Exercise goal
Any pictures in the records below should be skipped; write out everything else exactly.

--

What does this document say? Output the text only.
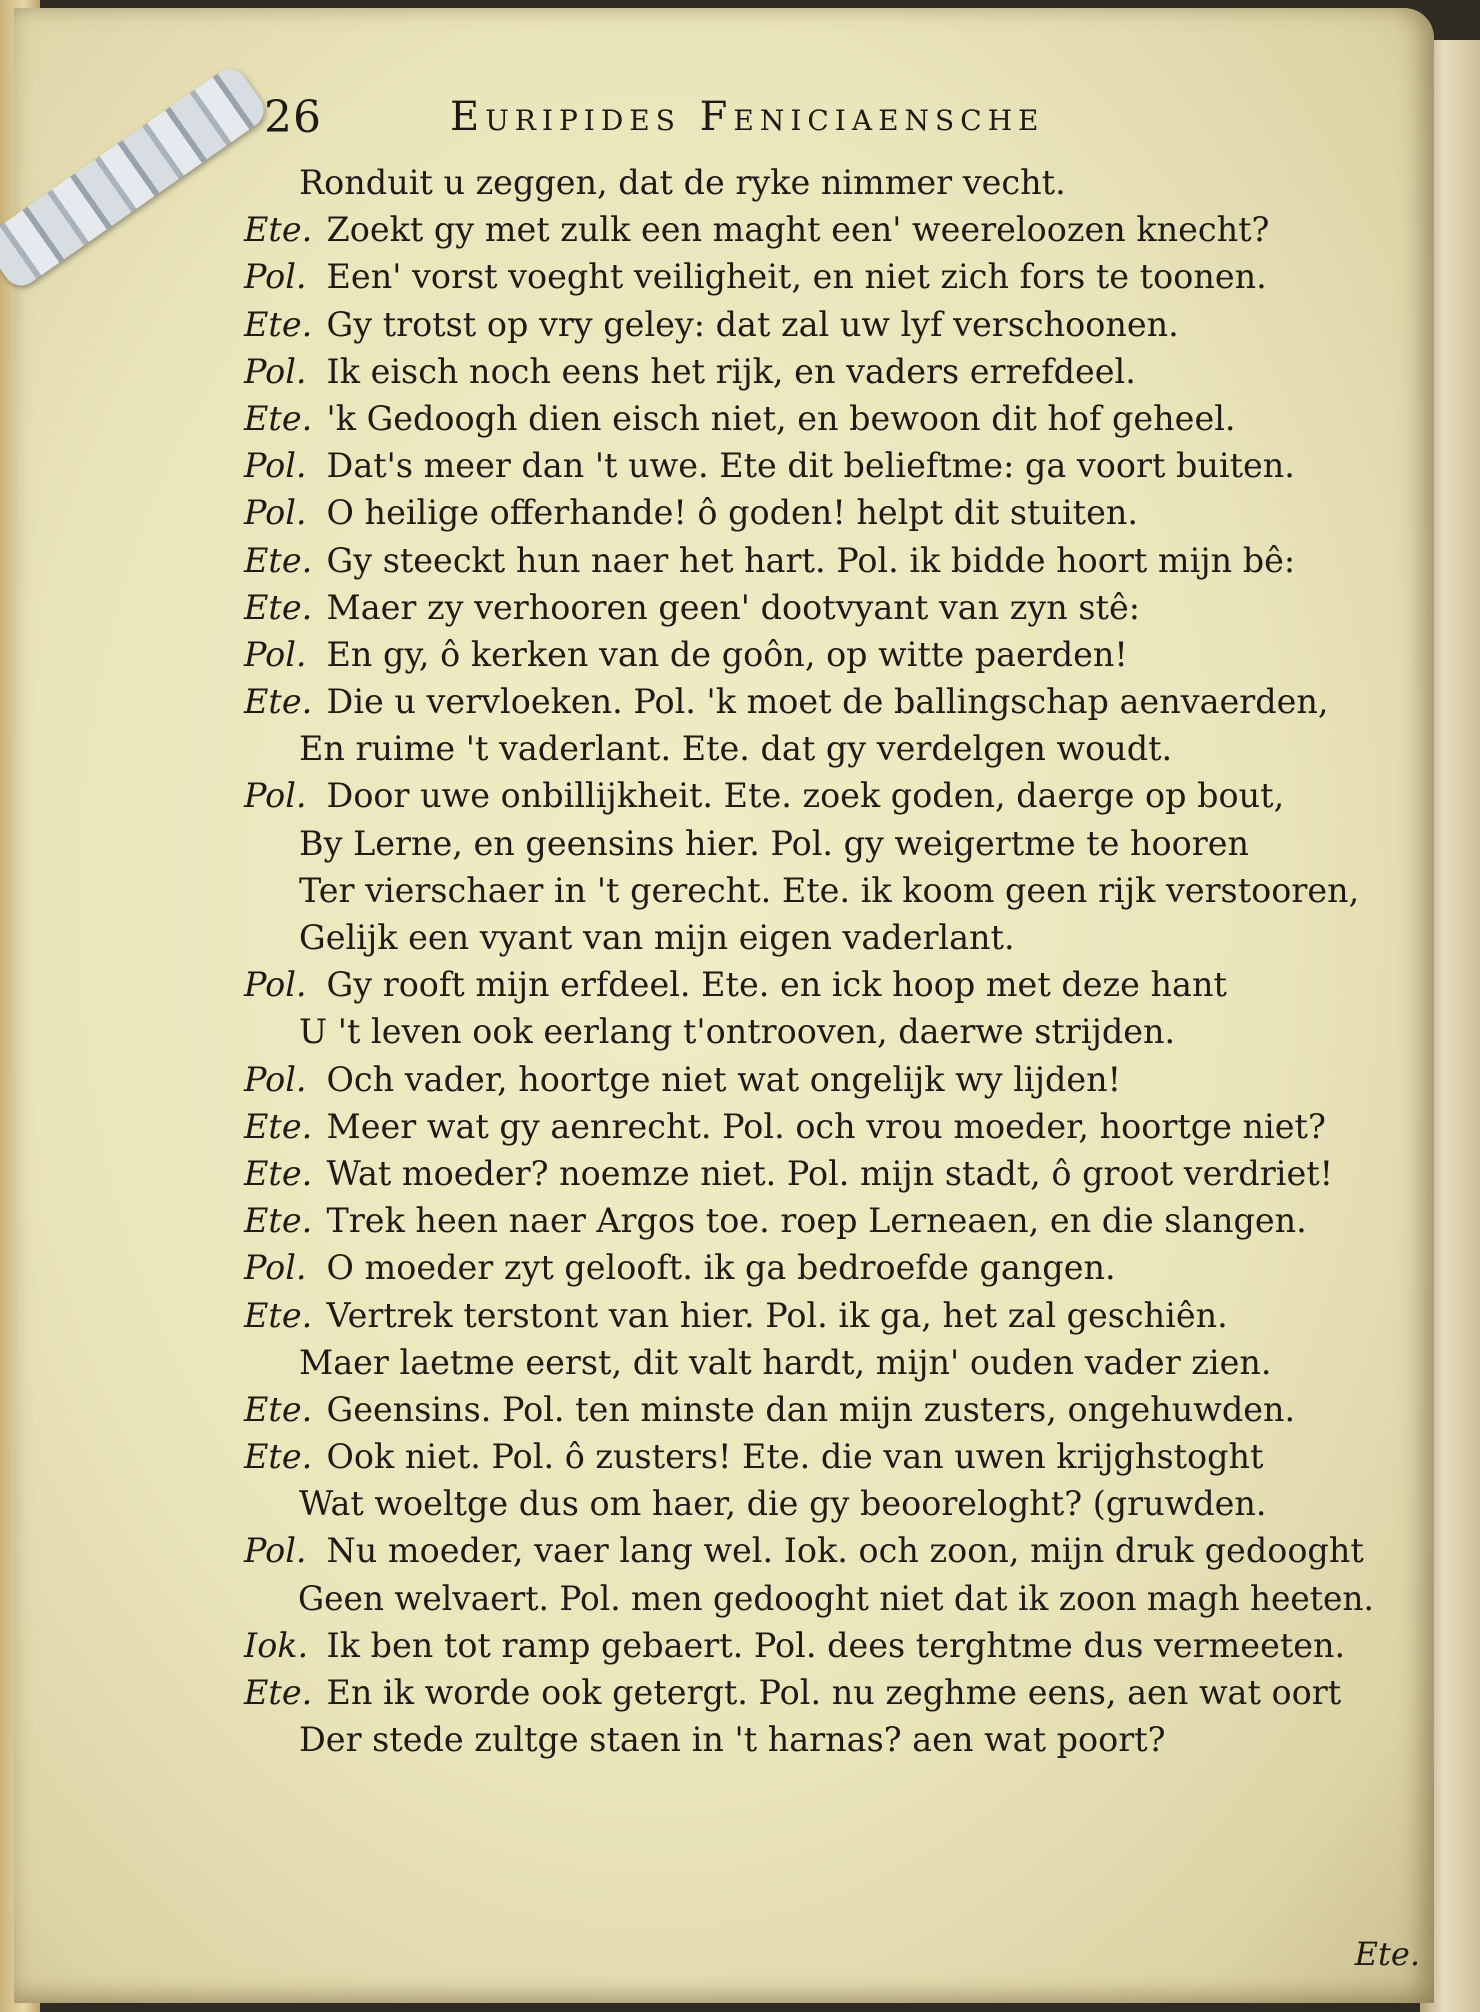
26	Euripides Feniciaensche
Ronduit u zeggen, dat de ryke nimmer vecht.
Ete. Zoekt gy met zulk een maght een' weereloozen knecht?
Pol. Een' vorst voeght veiligheit, en niet zich fors te toonen.
Ete. Gy trotst op vry geley: dat zal uw lyf verschoonen.
Pol. Ik eisch noch eens het rijk, en vaders errefdeel.
Ete. 'k Gedoogh dien eisch niet, en bewoon dit hof geheel.
Pol. Dat's meer dan 't uwe. Ete dit belieftme: ga voort buiten.
Pol. O heilige offerhande! ô goden! helpt dit stuiten.
Ete. Gy steeckt hun naer het hart. Pol. ik bidde hoort mijn bê:
Ete. Maer zy verhooren geen' dootvyant van zyn stê:
Pol. En gy, ô kerken van de goôn, op witte paerden!
Ete. Die u vervloeken. Pol. 'k moet de ballingschap aenvaerden,
En ruime 't vaderlant. Ete. dat gy verdelgen woudt.
Pol. Door uwe onbillijkheit. Ete. zoek goden, daerge op bout,
By Lerne, en geensins hier. Pol. gy weigertme te hooren
Ter vierschaer in 't gerecht. Ete. ik koom geen rijk verstooren,
Gelijk een vyant van mijn eigen vaderlant.
Pol. Gy rooft mijn erfdeel. Ete. en ick hoop met deze hant
U 't leven ook eerlang t'ontrooven, daerwe strijden.
Pol. Och vader, hoortge niet wat ongelijk wy lijden!
Ete. Meer wat gy aenrecht. Pol. och vrou moeder, hoortge niet?
Ete. Wat moeder? noemze niet. Pol. mijn stadt, ô groot verdriet!
Ete. Trek heen naer Argos toe. roep Lerneaen, en die slangen.
Pol. O moeder zyt gelooft. ik ga bedroefde gangen.
Ete. Vertrek terstont van hier. Pol. ik ga, het zal geschiên.
Maer laetme eerst, dit valt hardt, mijn' ouden vader zien.
Ete. Geensins. Pol. ten minste dan mijn zusters, ongehuwden.
Ete. Ook niet. Pol. ô zusters! Ete. die van uwen krijghstoght
Wat woeltge dus om haer, die gy beooreloght? (gruwden.
Pol. Nu moeder, vaer lang wel. Iok. och zoon, mijn druk gedooght
Geen welvaert. Pol. men gedooght niet dat ik zoon magh heeten.
Iok. Ik ben tot ramp gebaert. Pol. dees terghtme dus vermeeten.
Ete. En ik worde ook getergt. Pol. nu zeghme eens, aen wat oort
Der stede zultge staen in 't harnas? aen wat poort?
Ete.
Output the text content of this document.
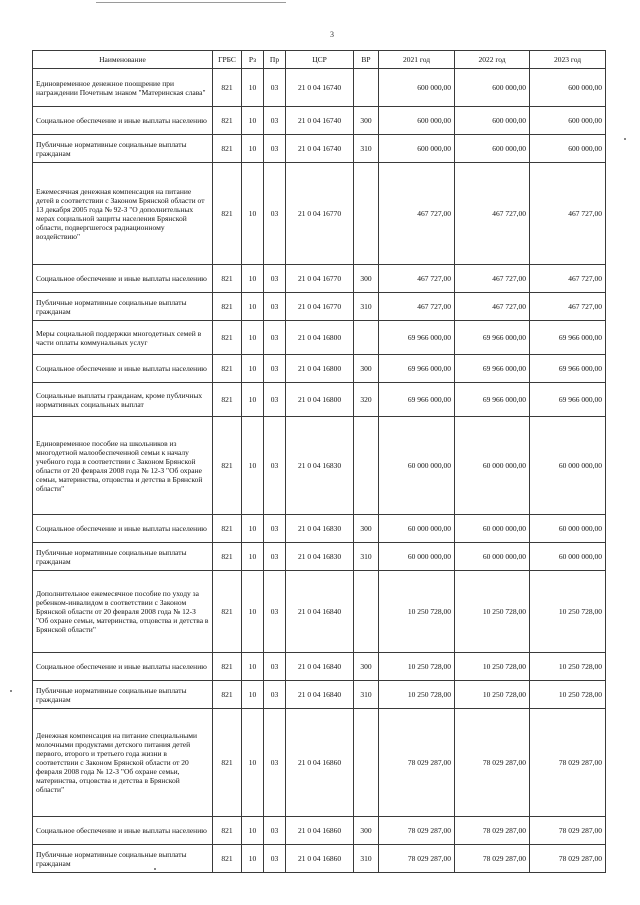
3
Наименование	ГРБС	Рз	Пр	ЦСР	ВР	2021 год	2022 год	2023 год
Единовременное денежное поощрение при награждении Почетным знаком "Материнская слава"	821	10	03	21 0 04 16740		600 000,00	600 000,00	600 000,00
Социальное обеспечение и иные выплаты населению	821	10	03	21 0 04 16740	300	600 000,00	600 000,00	600 000,00
Публичные нормативные социальные выплаты гражданам	821	10	03	21 0 04 16740	310	600 000,00	600 000,00	600 000,00
Ежемесячная денежная компенсация на питание детей в соответствии с Законом Брянской области от 13 декабря 2005 года № 92-З "О дополнительных мерах социальной защиты населения Брянской области, подвергшегося радиационному воздействию"	821	10	03	21 0 04 16770		467 727,00	467 727,00	467 727,00
Социальное обеспечение и иные выплаты населению	821	10	03	21 0 04 16770	300	467 727,00	467 727,00	467 727,00
Публичные нормативные социальные выплаты гражданам	821	10	03	21 0 04 16770	310	467 727,00	467 727,00	467 727,00
Меры социальной поддержки многодетных семей в части оплаты коммунальных услуг	821	10	03	21 0 04 16800		69 966 000,00	69 966 000,00	69 966 000,00
Социальное обеспечение и иные выплаты населению	821	10	03	21 0 04 16800	300	69 966 000,00	69 966 000,00	69 966 000,00
Социальные выплаты гражданам, кроме публичных нормативных социальных выплат	821	10	03	21 0 04 16800	320	69 966 000,00	69 966 000,00	69 966 000,00
Единовременное пособие на школьников из многодетной малообеспеченной семьи к началу учебного года в соответствии с Законом Брянской области от 20 февраля 2008 года № 12-З "Об охране семьи, материнства, отцовства и детства в Брянской области"	821	10	03	21 0 04 16830		60 000 000,00	60 000 000,00	60 000 000,00
Социальное обеспечение и иные выплаты населению	821	10	03	21 0 04 16830	300	60 000 000,00	60 000 000,00	60 000 000,00
Публичные нормативные социальные выплаты гражданам	821	10	03	21 0 04 16830	310	60 000 000,00	60 000 000,00	60 000 000,00
Дополнительное ежемесячное пособие по уходу за ребенком-инвалидом в соответствии с Законом Брянской области от 20 февраля 2008 года № 12-З "Об охране семьи, материнства, отцовства и детства в Брянской области"	821	10	03	21 0 04 16840		10 250 728,00	10 250 728,00	10 250 728,00
Социальное обеспечение и иные выплаты населению	821	10	03	21 0 04 16840	300	10 250 728,00	10 250 728,00	10 250 728,00
Публичные нормативные социальные выплаты гражданам	821	10	03	21 0 04 16840	310	10 250 728,00	10 250 728,00	10 250 728,00
Денежная компенсация на питание специальными молочными продуктами детского питания детей первого, второго и третьего года жизни в соответствии с Законом Брянской области от 20 февраля 2008 года № 12-З "Об охране семьи, материнства, отцовства и детства в Брянской области"	821	10	03	21 0 04 16860		78 029 287,00	78 029 287,00	78 029 287,00
Социальное обеспечение и иные выплаты населению	821	10	03	21 0 04 16860	300	78 029 287,00	78 029 287,00	78 029 287,00
Публичные нормативные социальные выплаты гражданам	821	10	03	21 0 04 16860	310	78 029 287,00	78 029 287,00	78 029 287,00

--

Answer to the task
What does this document say? Output the text only.
26	Euripides Feniciaensche
Ronduit u zeggen, dat de ryke nimmer vecht.
Ete. Zoekt gy met zulk een maght een' weereloozen knecht?
Pol. Een' vorst voeght veiligheit, en niet zich fors te toonen.
Ete. Gy trotst op vry geley: dat zal uw lyf verschoonen.
Pol. Ik eisch noch eens het rijk, en vaders errefdeel.
Ete. 'k Gedoogh dien eisch niet, en bewoon dit hof geheel.
Pol. Dat's meer dan 't uwe. Ete dit belieftme: ga voort buiten.
Pol. O heilige offerhande! ô goden! helpt dit stuiten.
Ete. Gy steeckt hun naer het hart. Pol. ik bidde hoort mijn bê:
Ete. Maer zy verhooren geen' dootvyant van zyn stê:
Pol. En gy, ô kerken van de goôn, op witte paerden!
Ete. Die u vervloeken. Pol. 'k moet de ballingschap aenvaerden,
En ruime 't vaderlant. Ete. dat gy verdelgen woudt.
Pol. Door uwe onbillijkheit. Ete. zoek goden, daerge op bout,
By Lerne, en geensins hier. Pol. gy weigertme te hooren
Ter vierschaer in 't gerecht. Ete. ik koom geen rijk verstooren,
Gelijk een vyant van mijn eigen vaderlant.
Pol. Gy rooft mijn erfdeel. Ete. en ick hoop met deze hant
U 't leven ook eerlang t'ontrooven, daerwe strijden.
Pol. Och vader, hoortge niet wat ongelijk wy lijden!
Ete. Meer wat gy aenrecht. Pol. och vrou moeder, hoortge niet?
Ete. Wat moeder? noemze niet. Pol. mijn stadt, ô groot verdriet!
Ete. Trek heen naer Argos toe. roep Lerneaen, en die slangen.
Pol. O moeder zyt gelooft. ik ga bedroefde gangen.
Ete. Vertrek terstont van hier. Pol. ik ga, het zal geschiên.
Maer laetme eerst, dit valt hardt, mijn' ouden vader zien.
Ete. Geensins. Pol. ten minste dan mijn zusters, ongehuwden.
Ete. Ook niet. Pol. ô zusters! Ete. die van uwen krijghstoght
Wat woeltge dus om haer, die gy beooreloght? (gruwden.
Pol. Nu moeder, vaer lang wel. Iok. och zoon, mijn druk gedooght
Geen welvaert. Pol. men gedooght niet dat ik zoon magh heeten.
Iok. Ik ben tot ramp gebaert. Pol. dees terghtme dus vermeeten.
Ete. En ik worde ook getergt. Pol. nu zeghme eens, aen wat oort
Der stede zultge staen in 't harnas? aen wat poort?
Ete.
Output the text content of this document.
3
Наименование	ГРБС	Рз	Пр	ЦСР	ВР	2021 год	2022 год	2023 год
Единовременное денежное поощрение при награждении Почетным знаком "Материнская слава"	821	10	03	21 0 04 16740		600 000,00	600 000,00	600 000,00
Социальное обеспечение и иные выплаты населению	821	10	03	21 0 04 16740	300	600 000,00	600 000,00	600 000,00
Публичные нормативные социальные выплаты гражданам	821	10	03	21 0 04 16740	310	600 000,00	600 000,00	600 000,00
Ежемесячная денежная компенсация на питание детей в соответствии с Законом Брянской области от 13 декабря 2005 года № 92-З "О дополнительных мерах социальной защиты населения Брянской области, подвергшегося радиационному воздействию"	821	10	03	21 0 04 16770		467 727,00	467 727,00	467 727,00
Социальное обеспечение и иные выплаты населению	821	10	03	21 0 04 16770	300	467 727,00	467 727,00	467 727,00
Публичные нормативные социальные выплаты гражданам	821	10	03	21 0 04 16770	310	467 727,00	467 727,00	467 727,00
Меры социальной поддержки многодетных семей в части оплаты коммунальных услуг	821	10	03	21 0 04 16800		69 966 000,00	69 966 000,00	69 966 000,00
Социальное обеспечение и иные выплаты населению	821	10	03	21 0 04 16800	300	69 966 000,00	69 966 000,00	69 966 000,00
Социальные выплаты гражданам, кроме публичных нормативных социальных выплат	821	10	03	21 0 04 16800	320	69 966 000,00	69 966 000,00	69 966 000,00
Единовременное пособие на школьников из многодетной малообеспеченной семьи к началу учебного года в соответствии с Законом Брянской области от 20 февраля 2008 года № 12-З "Об охране семьи, материнства, отцовства и детства в Брянской области"	821	10	03	21 0 04 16830		60 000 000,00	60 000 000,00	60 000 000,00
Социальное обеспечение и иные выплаты населению	821	10	03	21 0 04 16830	300	60 000 000,00	60 000 000,00	60 000 000,00
Публичные нормативные социальные выплаты гражданам	821	10	03	21 0 04 16830	310	60 000 000,00	60 000 000,00	60 000 000,00
Дополнительное ежемесячное пособие по уходу за ребенком-инвалидом в соответствии с Законом Брянской области от 20 февраля 2008 года № 12-З "Об охране семьи, материнства, отцовства и детства в Брянской области"	821	10	03	21 0 04 16840		10 250 728,00	10 250 728,00	10 250 728,00
Социальное обеспечение и иные выплаты населению	821	10	03	21 0 04 16840	300	10 250 728,00	10 250 728,00	10 250 728,00
Публичные нормативные социальные выплаты гражданам	821	10	03	21 0 04 16840	310	10 250 728,00	10 250 728,00	10 250 728,00
Денежная компенсация на питание специальными молочными продуктами детского питания детей первого, второго и третьего года жизни в соответствии с Законом Брянской области от 20 февраля 2008 года № 12-З "Об охране семьи, материнства, отцовства и детства в Брянской области"	821	10	03	21 0 04 16860		78 029 287,00	78 029 287,00	78 029 287,00
Социальное обеспечение и иные выплаты населению	821	10	03	21 0 04 16860	300	78 029 287,00	78 029 287,00	78 029 287,00
Публичные нормативные социальные выплаты гражданам	821	10	03	21 0 04 16860	310	78 029 287,00	78 029 287,00	78 029 287,00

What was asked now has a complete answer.